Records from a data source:
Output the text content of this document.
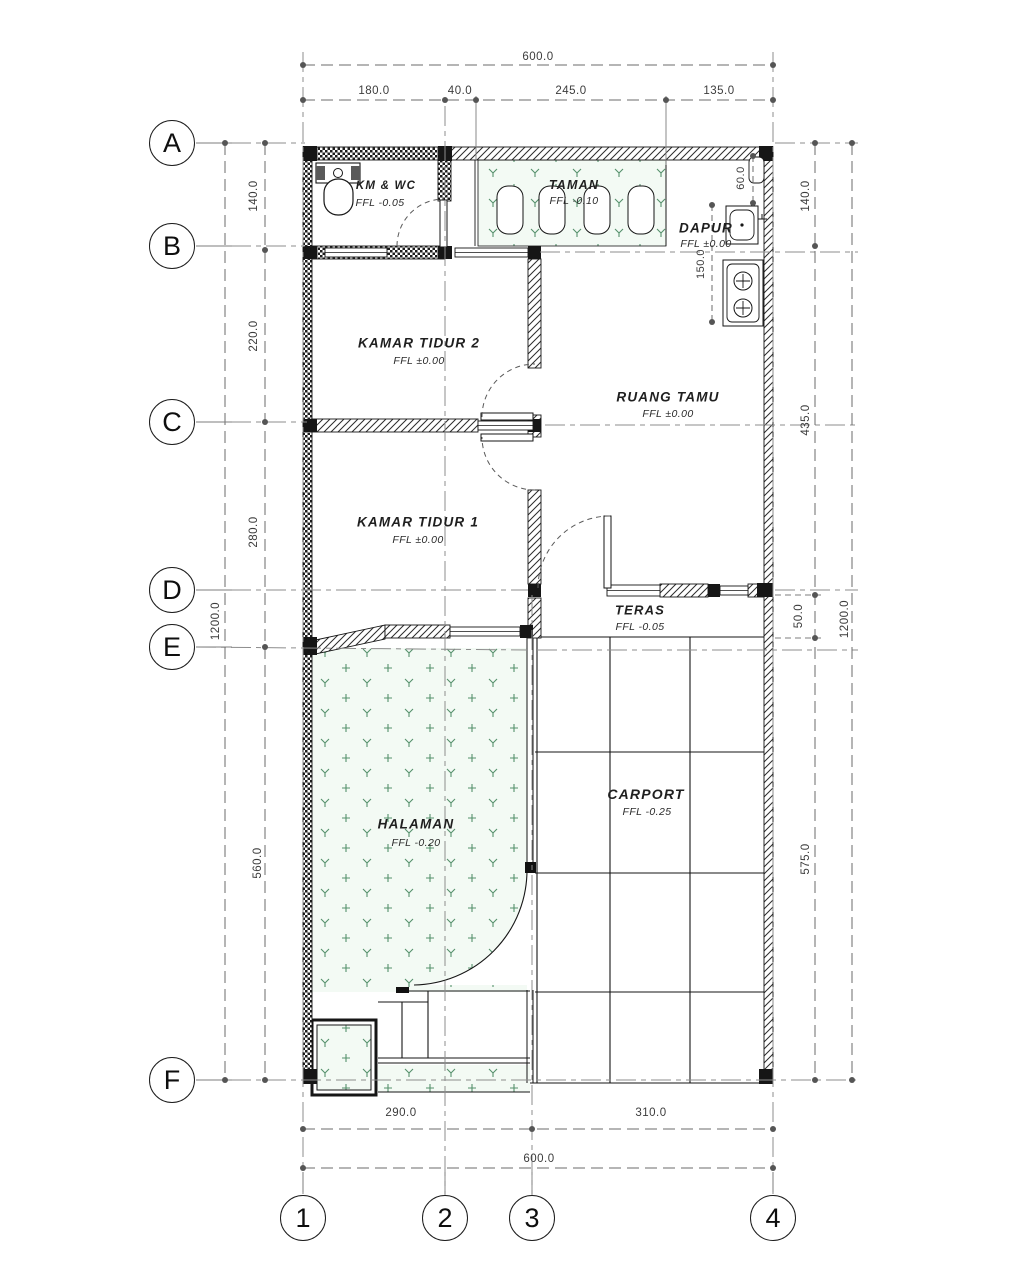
A
B
C
D
E
F
1	2	3	4
600.0
180.0	40.0	245.0	135.0
140.0
220.0
280.0
560.0
1200.0
140.0
435.0
50.0
575.0
1200.0
60.0
150.0
290.0	310.0
600.0
KM & WC
FFL -0.05
TAMAN
FFL -0.10
DAPUR
FFL ±0.00
KAMAR TIDUR 2
FFL ±0.00
RUANG TAMU
FFL ±0.00
KAMAR TIDUR 1
FFL ±0.00
TERAS
FFL -0.05
HALAMAN
FFL -0.20
CARPORT
FFL -0.25
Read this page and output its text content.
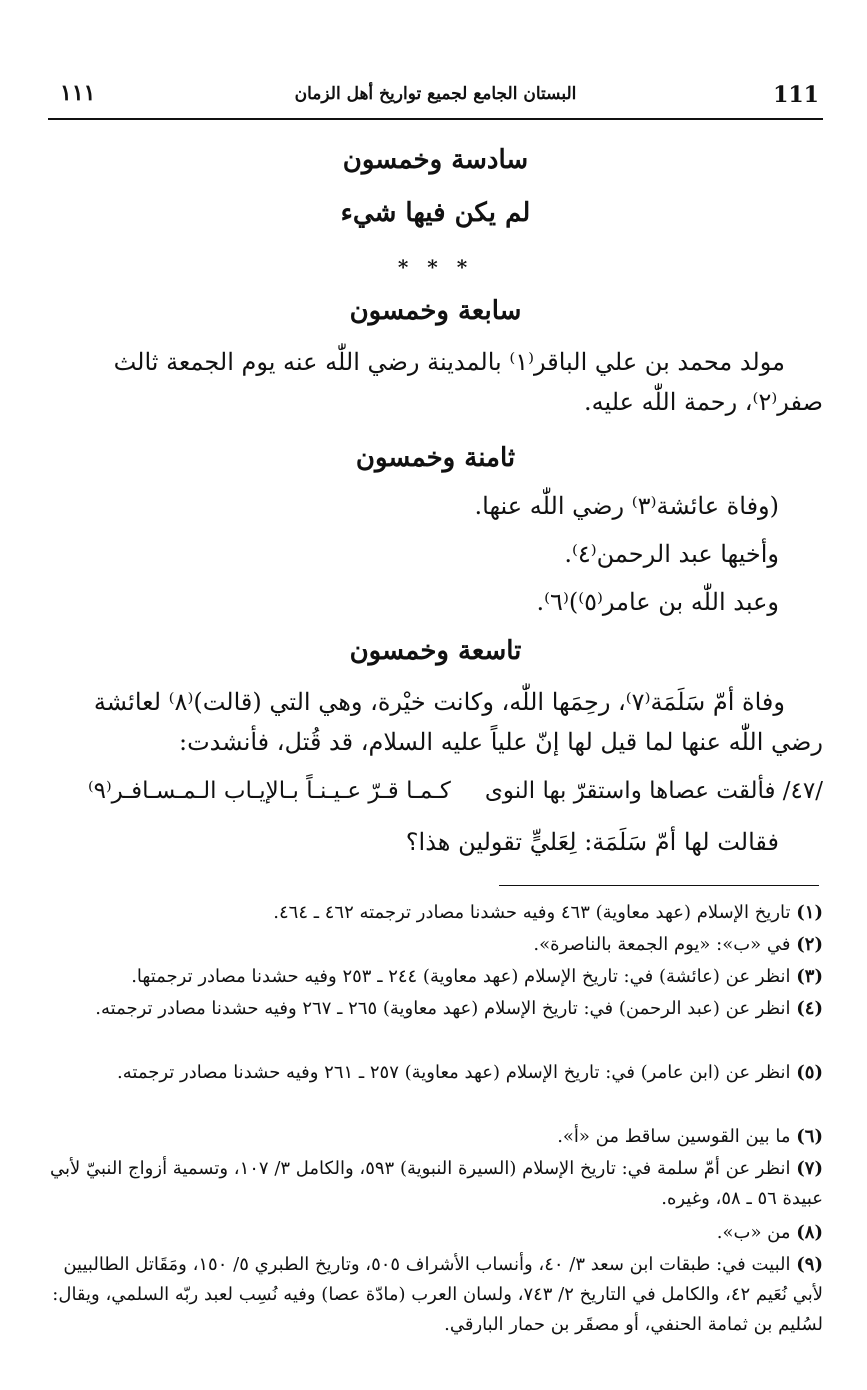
١١١	البستان الجامع لجميع تواريخ أهل الزمان	111
سادسة وخمسون
لم يكن فيها شيء
* * *
سابعة وخمسون
مولد محمد بن علي الباقر⁽١⁾ بالمدينة رضي اللّٰه عنه يوم الجمعة ثالث صفر⁽٢⁾، رحمة اللّٰه عليه.
ثامنة وخمسون
(وفاة عائشة⁽٣⁾ رضي اللّٰه عنها.
وأخيها عبد الرحمن⁽٤⁾.
وعبد اللّٰه بن عامر⁽٥⁾)⁽٦⁾.
تاسعة وخمسون
وفاة أمّ سَلَمَة⁽٧⁾، رحِمَها اللّٰه، وكانت خيْرة، وهي التي (قالت)⁽٨⁾ لعائشة رضي اللّٰه عنها لما قيل لها إنّ علياً عليه السلام، قد قُتل، فأنشدت:
/٤٧/ فألقت عصاها واستقرّ بها النوى
كـمـا قـرّ عـيـنـاً بـالإيـاب الـمـسـافـر⁽٩⁾
فقالت لها أمّ سَلَمَة: لِعَليٍّ تقولين هذا؟
(١) تاريخ الإسلام (عهد معاوية) ٤٦٣ وفيه حشدنا مصادر ترجمته ٤٦٢ ـ ٤٦٤.
(٢) في «ب»: «يوم الجمعة بالناصرة».
(٣) انظر عن (عائشة) في: تاريخ الإسلام (عهد معاوية) ٢٤٤ ـ ٢٥٣ وفيه حشدنا مصادر ترجمتها.
(٤) انظر عن (عبد الرحمن) في: تاريخ الإسلام (عهد معاوية) ٢٦٥ ـ ٢٦٧ وفيه حشدنا مصادر ترجمته.
(٥) انظر عن (ابن عامر) في: تاريخ الإسلام (عهد معاوية) ٢٥٧ ـ ٢٦١ وفيه حشدنا مصادر ترجمته.
(٦) ما بين القوسين ساقط من «أ».
(٧) انظر عن أمّ سلمة في: تاريخ الإسلام (السيرة النبوية) ٥٩٣، والكامل ٣/ ١٠٧، وتسمية أزواج النبيّ لأبي عبيدة ٥٦ ـ ٥٨، وغيره.
(٨) من «ب».
(٩) البيت في: طبقات ابن سعد ٣/ ٤٠، وأنساب الأشراف ٥٠٥، وتاريخ الطبري ٥/ ١٥٠، ومَقَاتل الطالبيين لأبي نُعَيم ٤٢، والكامل في التاريخ ٢/ ٧٤٣، ولسان العرب (مادّة عصا) وفيه نُسِب لعبد ربّه السلمي، ويقال: لسُليم بن ثمامة الحنفي، أو مصقَر بن حمار البارقي.
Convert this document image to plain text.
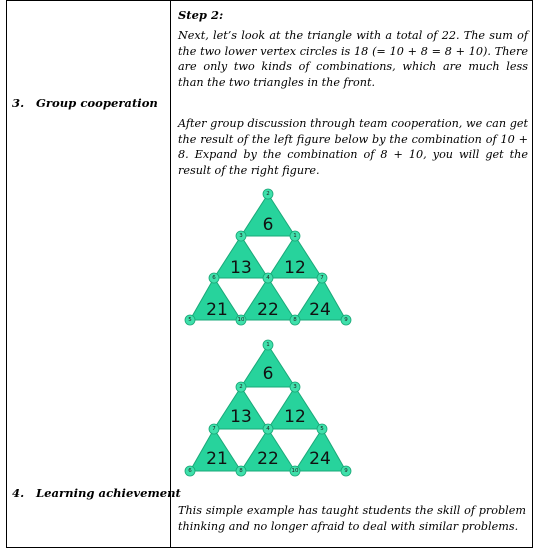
Step 2:
Next, let’s look at the triangle with a total of 22. The sum of the two lower vertex circles is 18 (= 10 + 8 = 8 + 10). There are only two kinds of combinations, which are much less than the two triangles in the front.
3. Group cooperation
After group discussion through team cooperation, we can get the result of the left figure below by the combination of 10 + 8. Expand by the combination of 8 + 10, you will get the result of the right figure.
6
13 12
21 22 24
2
3	1
6	4	7
5	10	8	9
6
13 12
21 22 24
1
2	3
7	4	5
6	8	10	9
4. Learning achievement
This simple example has taught students the skill of problem thinking and no longer afraid to deal with similar problems.
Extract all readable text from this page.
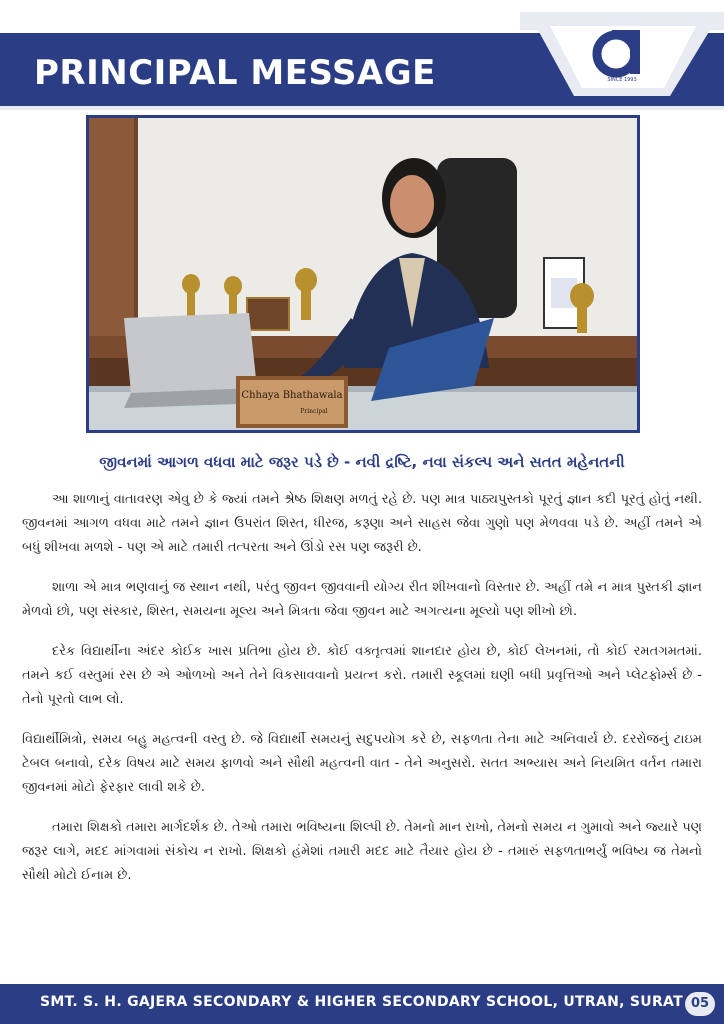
PRINCIPAL MESSAGE	SINCE 1993
Chhaya Bhathawala
Principal
જીવનમાં આગળ વધવા માટે જરૂર પડે છે - નવી દ્રષ્ટિ, નવા સંકલ્પ અને સતત મહેનતની

આ શાળાનું વાતાવરણ એવુ છે કે જ્યાં તમને શ્રેષ્ઠ શિક્ષણ મળતું રહે છે. પણ માત્ર પાઠ્યપુસ્તકો પૂરતું જ્ઞાન કદી પૂરતું હોતું નથી. જીવનમાં આગળ વધવા માટે તમને જ્ઞાન ઉપરાંત શિસ્ત, ધીરજ, કરૂણા અને સાહસ જેવા ગુણો પણ મેળવવા પડે છે. અહીં તમને એ બધું શીખવા મળશે - પણ એ માટે તમારી તત્પરતા અને ઊંડો રસ પણ જરૂરી છે.

શાળા એ માત્ર ભણવાનું જ સ્થાન નથી, પરંતુ જીવન જીવવાની યોગ્ય રીત શીખવાનો વિસ્તાર છે. અહીં તમે ન માત્ર પુસ્તકી જ્ઞાન મેળવો છો, પણ સંસ્કાર, શિસ્ત, સમયના મૂલ્ય અને મિત્રતા જેવા જીવન માટે અગત્યના મૂલ્યો પણ શીખો છો.

દરેક વિદ્યાર્થીના અંદર કોઈક ખાસ પ્રતિભા હોય છે. કોઈ વક્તૃત્વમાં શાનદાર હોય છે, કોઈ લેખનમાં, તો કોઈ રમતગમતમાં. તમને કઈ વસ્તુમાં રસ છે એ ઓળખો અને તેને વિકસાવવાનો પ્રયત્ન કરો. તમારી સ્કૂલમાં ઘણી બધી પ્રવૃત્તિઓ અને પ્લેટફોર્મ્સ છે - તેનો પૂરતો લાભ લો.

વિદ્યાર્થીમિત્રો, સમય બહુ મહત્વની વસ્તુ છે. જે વિદ્યાર્થી સમયનું સદુપયોગ કરે છે, સફળતા તેના માટે અનિવાર્ય છે. દરરોજનું ટાઇમ ટેબલ બનાવો, દરેક વિષય માટે સમય ફાળવો અને સૌથી મહત્વની વાત - તેને અનુસરો. સતત અભ્યાસ અને નિયમિત વર્તન તમારા જીવનમાં મોટો ફેરફાર લાવી શકે છે.

તમારા શિક્ષકો તમારા માર્ગદર્શક છે. તેઓ તમારા ભવિષ્યના શિલ્પી છે. તેમનો માન રાખો, તેમનો સમય ન ગુમાવો અને જ્યારે પણ જરૂર લાગે, મદદ માંગવામાં સંકોચ ન રાખો. શિક્ષકો હંમેશાં તમારી મદદ માટે તૈયાર હોય છે - તમારું સફળતાભર્યું ભવિષ્ય જ તેમનો સૌથી મોટો ઈનામ છે.

SMT. S. H. GAJERA SECONDARY & HIGHER SECONDARY SCHOOL, UTRAN, SURAT 05
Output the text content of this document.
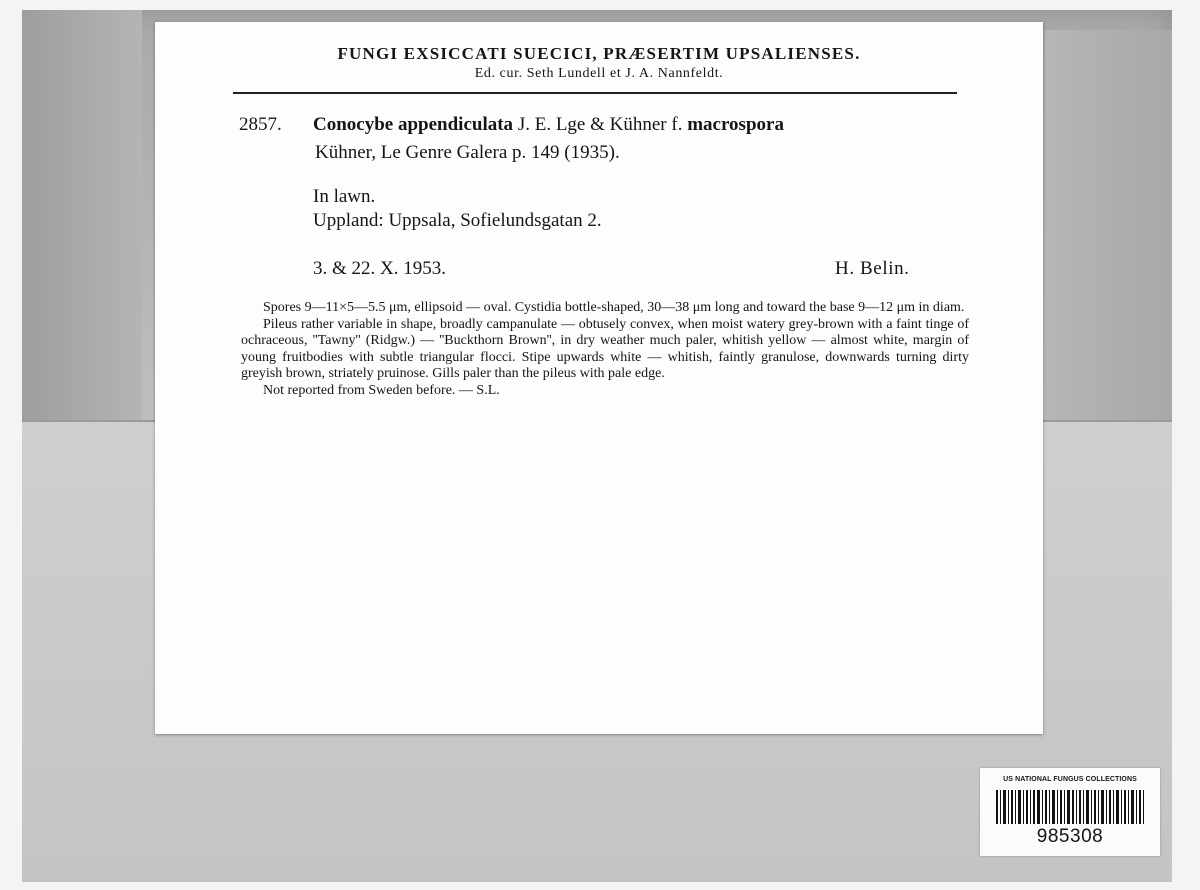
FUNGI EXSICCATI SUECICI, PRÆSERTIM UPSALIENSES.
Ed. cur. Seth Lundell et J. A. Nannfeldt.
2857. Conocybe appendiculata J. E. Lge & Kühner f. macrospora
Kühner, Le Genre Galera p. 149 (1935).
In lawn.
Uppland: Uppsala, Sofielundsgatan 2.
3. & 22. X. 1953.	H. Belin.

Spores 9—11×5—5.5 μm, ellipsoid — oval. Cystidia bottle-shaped, 30—38 μm long and toward the base 9—12 μm in diam.

Pileus rather variable in shape, broadly campanulate — obtusely convex, when moist watery grey-brown with a faint tinge of ochraceous, ''Tawny'' (Ridgw.) — ''Buckthorn Brown'', in dry weather much paler, whitish yellow — almost white, margin of young fruitbodies with subtle triangular flocci. Stipe upwards white — whitish, faintly granulose, downwards turning dirty greyish brown, striately pruinose. Gills paler than the pileus with pale edge.

Not reported from Sweden before. — S.L.

US NATIONAL FUNGUS COLLECTIONS
985308
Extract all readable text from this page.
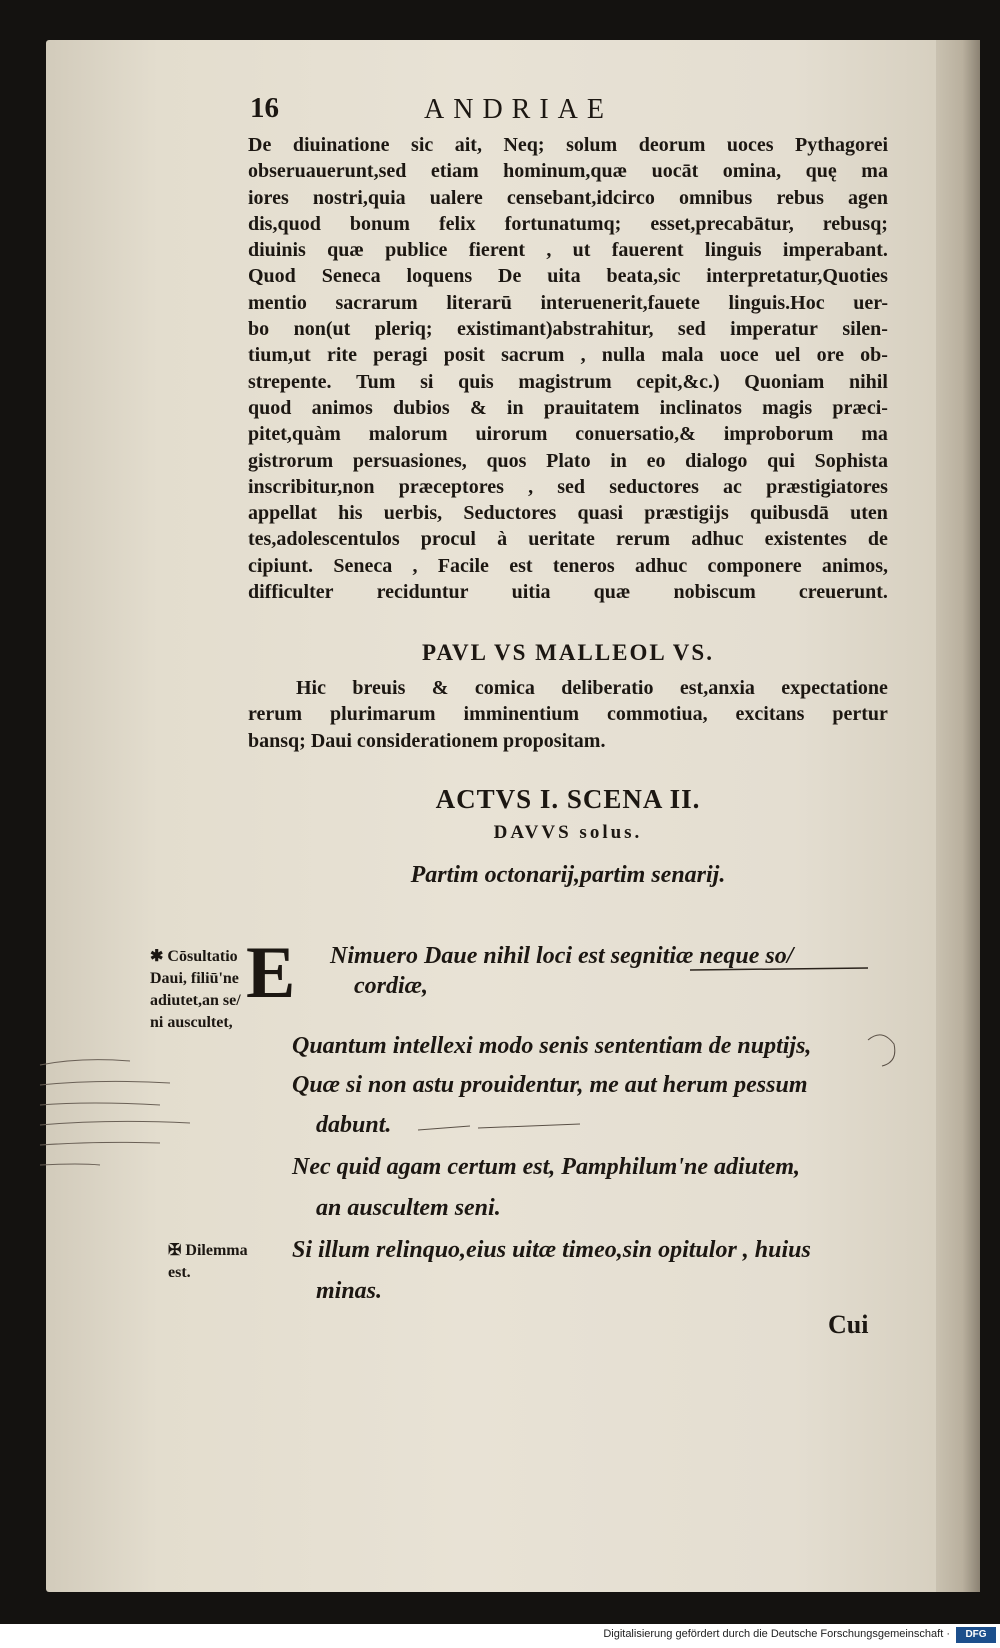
16	ANDRIAE
De diuinatione sic ait, Neq; solum deorum uoces Pythagorei
obseruauerunt,sed etiam hominum,quæ uocāt omina, quę ma
iores nostri,quia ualere censebant,idcirco omnibus rebus agen
dis,quod bonum felix fortunatumq; esset,precabātur, rebusq;
diuinis quæ publice fierent , ut fauerent linguis imperabant.
Quod Seneca loquens De uita beata,sic interpretatur,Quoties
mentio sacrarum literarū interuenerit,fauete linguis.Hoc uer-
bo non(ut pleriq; existimant)abstrahitur, sed imperatur silen-
tium,ut rite peragi posit sacrum , nulla mala uoce uel ore ob-
strepente. Tum si quis magistrum cepit,&c.) Quoniam nihil
quod animos dubios & in prauitatem inclinatos magis præci-
pitet,quàm malorum uirorum conuersatio,& improborum ma
gistrorum persuasiones, quos Plato in eo dialogo qui Sophista
inscribitur,non præceptores , sed seductores ac præstigiatores
appellat his uerbis, Seductores quasi præstigijs quibusdā uten
tes,adolescentulos procul à ueritate rerum adhuc existentes de
cipiunt. Seneca , Facile est teneros adhuc componere animos,
difficulter reciduntur uitia quæ nobiscum creuerunt.
PAVL VS MALLEOL VS.
Hic breuis & comica deliberatio est,anxia expectatione
rerum plurimarum imminentium commotiua, excitans pertur
bansq; Daui considerationem propositam.
ACTVS I. SCENA II.
DAVVS solus.
Partim octonarij,partim senarij.
E Nimuero Daue nihil loci est segnitiæ neque so/
cordiæ,
Quantum intellexi modo senis sententiam de nuptijs,
Quæ si non astu prouidentur, me aut herum pessum
dabunt.
Nec quid agam certum est, Pamphilum'ne adiutem,
an auscultem seni.
Si illum relinquo,eius uitæ timeo,sin opitulor , huius
minas.
✱ Cōsultatio
Daui, filiū'ne
adiutet,an se/
ni auscultet,
✠ Dilemma
est.
Cui
Digitalisierung gefördert durch die Deutsche Forschungsgemeinschaft ·	DFG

EXERCISE AIM:
Pick out every line above that holds the word "Daui" and copy it.

ANSWER FOR THE TASK:
bansq; Daui considerationem propositam.
Daui, filiū'ne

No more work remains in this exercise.